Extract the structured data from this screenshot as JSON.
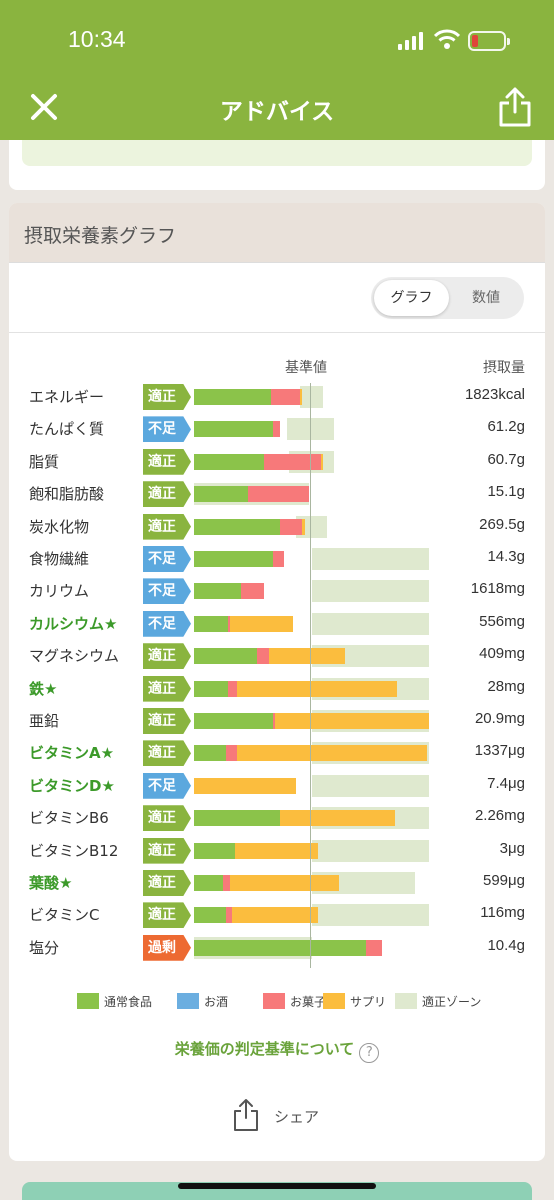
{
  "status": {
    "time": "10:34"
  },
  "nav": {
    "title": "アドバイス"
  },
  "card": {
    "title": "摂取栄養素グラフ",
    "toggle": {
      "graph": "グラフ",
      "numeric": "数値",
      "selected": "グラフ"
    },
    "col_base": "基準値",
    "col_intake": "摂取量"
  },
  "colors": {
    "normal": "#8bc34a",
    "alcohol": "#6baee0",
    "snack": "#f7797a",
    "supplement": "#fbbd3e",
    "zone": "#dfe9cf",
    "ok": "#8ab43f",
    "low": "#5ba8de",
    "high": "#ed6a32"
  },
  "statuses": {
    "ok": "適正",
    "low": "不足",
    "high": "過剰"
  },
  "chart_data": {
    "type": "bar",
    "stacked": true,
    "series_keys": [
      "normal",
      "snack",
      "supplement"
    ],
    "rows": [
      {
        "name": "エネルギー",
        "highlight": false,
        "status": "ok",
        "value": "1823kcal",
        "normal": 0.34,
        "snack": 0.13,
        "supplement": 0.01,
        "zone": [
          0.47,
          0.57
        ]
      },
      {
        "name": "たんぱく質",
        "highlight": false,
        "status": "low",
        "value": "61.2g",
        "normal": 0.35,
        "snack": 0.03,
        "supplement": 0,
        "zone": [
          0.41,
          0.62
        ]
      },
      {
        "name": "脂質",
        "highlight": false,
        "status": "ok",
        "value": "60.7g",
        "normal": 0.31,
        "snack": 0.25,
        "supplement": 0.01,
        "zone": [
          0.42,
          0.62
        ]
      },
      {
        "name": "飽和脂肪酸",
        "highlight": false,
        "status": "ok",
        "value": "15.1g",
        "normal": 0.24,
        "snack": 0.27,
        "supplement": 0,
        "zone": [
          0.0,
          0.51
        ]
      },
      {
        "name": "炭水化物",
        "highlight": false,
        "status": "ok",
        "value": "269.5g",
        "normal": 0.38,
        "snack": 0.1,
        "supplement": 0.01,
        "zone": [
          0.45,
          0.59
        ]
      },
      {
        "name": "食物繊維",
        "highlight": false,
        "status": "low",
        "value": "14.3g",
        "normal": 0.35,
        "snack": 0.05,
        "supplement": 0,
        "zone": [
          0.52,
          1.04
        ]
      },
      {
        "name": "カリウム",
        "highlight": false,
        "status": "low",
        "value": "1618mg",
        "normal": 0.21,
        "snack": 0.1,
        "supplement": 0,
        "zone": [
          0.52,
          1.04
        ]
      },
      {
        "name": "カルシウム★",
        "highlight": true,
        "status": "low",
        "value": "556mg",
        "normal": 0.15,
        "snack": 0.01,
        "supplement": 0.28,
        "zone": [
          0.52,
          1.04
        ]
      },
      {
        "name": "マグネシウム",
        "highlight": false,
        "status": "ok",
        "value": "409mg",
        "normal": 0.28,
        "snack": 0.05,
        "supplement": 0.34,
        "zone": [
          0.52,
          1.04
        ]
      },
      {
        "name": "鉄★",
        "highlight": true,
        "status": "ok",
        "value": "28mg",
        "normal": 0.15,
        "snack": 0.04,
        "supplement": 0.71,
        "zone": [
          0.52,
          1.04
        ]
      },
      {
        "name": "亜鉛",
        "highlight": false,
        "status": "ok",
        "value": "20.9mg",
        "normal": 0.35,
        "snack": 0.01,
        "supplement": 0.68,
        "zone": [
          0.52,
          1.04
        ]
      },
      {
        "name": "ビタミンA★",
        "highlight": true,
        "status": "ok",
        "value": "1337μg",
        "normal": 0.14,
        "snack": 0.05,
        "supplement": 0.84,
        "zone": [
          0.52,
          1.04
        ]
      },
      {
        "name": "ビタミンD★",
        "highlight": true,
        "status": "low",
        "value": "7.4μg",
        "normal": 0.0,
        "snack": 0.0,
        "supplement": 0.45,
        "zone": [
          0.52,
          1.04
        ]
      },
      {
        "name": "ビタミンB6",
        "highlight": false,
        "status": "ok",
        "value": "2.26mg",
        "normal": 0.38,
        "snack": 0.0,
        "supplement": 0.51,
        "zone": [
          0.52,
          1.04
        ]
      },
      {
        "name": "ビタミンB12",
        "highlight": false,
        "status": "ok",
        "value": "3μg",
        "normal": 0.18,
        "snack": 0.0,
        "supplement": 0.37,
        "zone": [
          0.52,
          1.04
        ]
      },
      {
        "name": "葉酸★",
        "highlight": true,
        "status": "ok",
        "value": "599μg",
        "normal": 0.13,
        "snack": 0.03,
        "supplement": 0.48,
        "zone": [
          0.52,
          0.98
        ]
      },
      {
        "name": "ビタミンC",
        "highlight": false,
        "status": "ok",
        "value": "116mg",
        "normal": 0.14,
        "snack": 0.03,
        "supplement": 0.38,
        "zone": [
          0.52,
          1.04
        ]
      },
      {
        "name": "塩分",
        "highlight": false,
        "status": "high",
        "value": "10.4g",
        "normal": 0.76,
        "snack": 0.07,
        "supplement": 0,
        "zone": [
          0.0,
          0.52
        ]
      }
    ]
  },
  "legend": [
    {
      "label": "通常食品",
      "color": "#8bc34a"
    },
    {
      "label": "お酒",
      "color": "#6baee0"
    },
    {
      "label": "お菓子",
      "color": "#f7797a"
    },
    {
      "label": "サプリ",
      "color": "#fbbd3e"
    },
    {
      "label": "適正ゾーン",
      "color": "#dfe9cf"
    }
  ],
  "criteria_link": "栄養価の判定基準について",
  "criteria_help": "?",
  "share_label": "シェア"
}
● ● ●
→ **Job**: Any pictures should be dropped; transcribe the rest of the records above exactly.

→ **Task solution**:
Extract the structured data from this screenshot as JSON.
{
  "status": {
    "time": "10:34"
  },
  "nav": {
    "title": "アドバイス"
  },
  "card": {
    "title": "摂取栄養素グラフ",
    "toggle": {
      "graph": "グラフ",
      "numeric": "数値",
      "selected": "グラフ"
    },
    "col_base": "基準値",
    "col_intake": "摂取量"
  },
  "colors": {
    "normal": "#8bc34a",
    "alcohol": "#6baee0",
    "snack": "#f7797a",
    "supplement": "#fbbd3e",
    "zone": "#dfe9cf",
    "ok": "#8ab43f",
    "low": "#5ba8de",
    "high": "#ed6a32"
  },
  "statuses": {
    "ok": "適正",
    "low": "不足",
    "high": "過剰"
  },
  "chart_data": {
    "type": "bar",
    "stacked": true,
    "series_keys": [
      "normal",
      "snack",
      "supplement"
    ],
    "rows": [
      {
        "name": "エネルギー",
        "highlight": false,
        "status": "ok",
        "value": "1823kcal",
        "normal": 0.34,
        "snack": 0.13,
        "supplement": 0.01,
        "zone": [
          0.47,
          0.57
        ]
      },
      {
        "name": "たんぱく質",
        "highlight": false,
        "status": "low",
        "value": "61.2g",
        "normal": 0.35,
        "snack": 0.03,
        "supplement": 0,
        "zone": [
          0.41,
          0.62
        ]
      },
      {
        "name": "脂質",
        "highlight": false,
        "status": "ok",
        "value": "60.7g",
        "normal": 0.31,
        "snack": 0.25,
        "supplement": 0.01,
        "zone": [
          0.42,
          0.62
        ]
      },
      {
        "name": "飽和脂肪酸",
        "highlight": false,
        "status": "ok",
        "value": "15.1g",
        "normal": 0.24,
        "snack": 0.27,
        "supplement": 0,
        "zone": [
          0.0,
          0.51
        ]
      },
      {
        "name": "炭水化物",
        "highlight": false,
        "status": "ok",
        "value": "269.5g",
        "normal": 0.38,
        "snack": 0.1,
        "supplement": 0.01,
        "zone": [
          0.45,
          0.59
        ]
      },
      {
        "name": "食物繊維",
        "highlight": false,
        "status": "low",
        "value": "14.3g",
        "normal": 0.35,
        "snack": 0.05,
        "supplement": 0,
        "zone": [
          0.52,
          1.04
        ]
      },
      {
        "name": "カリウム",
        "highlight": false,
        "status": "low",
        "value": "1618mg",
        "normal": 0.21,
        "snack": 0.1,
        "supplement": 0,
        "zone": [
          0.52,
          1.04
        ]
      },
      {
        "name": "カルシウム★",
        "highlight": true,
        "status": "low",
        "value": "556mg",
        "normal": 0.15,
        "snack": 0.01,
        "supplement": 0.28,
        "zone": [
          0.52,
          1.04
        ]
      },
      {
        "name": "マグネシウム",
        "highlight": false,
        "status": "ok",
        "value": "409mg",
        "normal": 0.28,
        "snack": 0.05,
        "supplement": 0.34,
        "zone": [
          0.52,
          1.04
        ]
      },
      {
        "name": "鉄★",
        "highlight": true,
        "status": "ok",
        "value": "28mg",
        "normal": 0.15,
        "snack": 0.04,
        "supplement": 0.71,
        "zone": [
          0.52,
          1.04
        ]
      },
      {
        "name": "亜鉛",
        "highlight": false,
        "status": "ok",
        "value": "20.9mg",
        "normal": 0.35,
        "snack": 0.01,
        "supplement": 0.68,
        "zone": [
          0.52,
          1.04
        ]
      },
      {
        "name": "ビタミンA★",
        "highlight": true,
        "status": "ok",
        "value": "1337μg",
        "normal": 0.14,
        "snack": 0.05,
        "supplement": 0.84,
        "zone": [
          0.52,
          1.04
        ]
      },
      {
        "name": "ビタミンD★",
        "highlight": true,
        "status": "low",
        "value": "7.4μg",
        "normal": 0.0,
        "snack": 0.0,
        "supplement": 0.45,
        "zone": [
          0.52,
          1.04
        ]
      },
      {
        "name": "ビタミンB6",
        "highlight": false,
        "status": "ok",
        "value": "2.26mg",
        "normal": 0.38,
        "snack": 0.0,
        "supplement": 0.51,
        "zone": [
          0.52,
          1.04
        ]
      },
      {
        "name": "ビタミンB12",
        "highlight": false,
        "status": "ok",
        "value": "3μg",
        "normal": 0.18,
        "snack": 0.0,
        "supplement": 0.37,
        "zone": [
          0.52,
          1.04
        ]
      },
      {
        "name": "葉酸★",
        "highlight": true,
        "status": "ok",
        "value": "599μg",
        "normal": 0.13,
        "snack": 0.03,
        "supplement": 0.48,
        "zone": [
          0.52,
          0.98
        ]
      },
      {
        "name": "ビタミンC",
        "highlight": false,
        "status": "ok",
        "value": "116mg",
        "normal": 0.14,
        "snack": 0.03,
        "supplement": 0.38,
        "zone": [
          0.52,
          1.04
        ]
      },
      {
        "name": "塩分",
        "highlight": false,
        "status": "high",
        "value": "10.4g",
        "normal": 0.76,
        "snack": 0.07,
        "supplement": 0,
        "zone": [
          0.0,
          0.52
        ]
      }
    ]
  },
  "legend": [
    {
      "label": "通常食品",
      "color": "#8bc34a"
    },
    {
      "label": "お酒",
      "color": "#6baee0"
    },
    {
      "label": "お菓子",
      "color": "#f7797a"
    },
    {
      "label": "サプリ",
      "color": "#fbbd3e"
    },
    {
      "label": "適正ゾーン",
      "color": "#dfe9cf"
    }
  ],
  "criteria_link": "栄養価の判定基準について",
  "criteria_help": "?",
  "share_label": "シェア"
}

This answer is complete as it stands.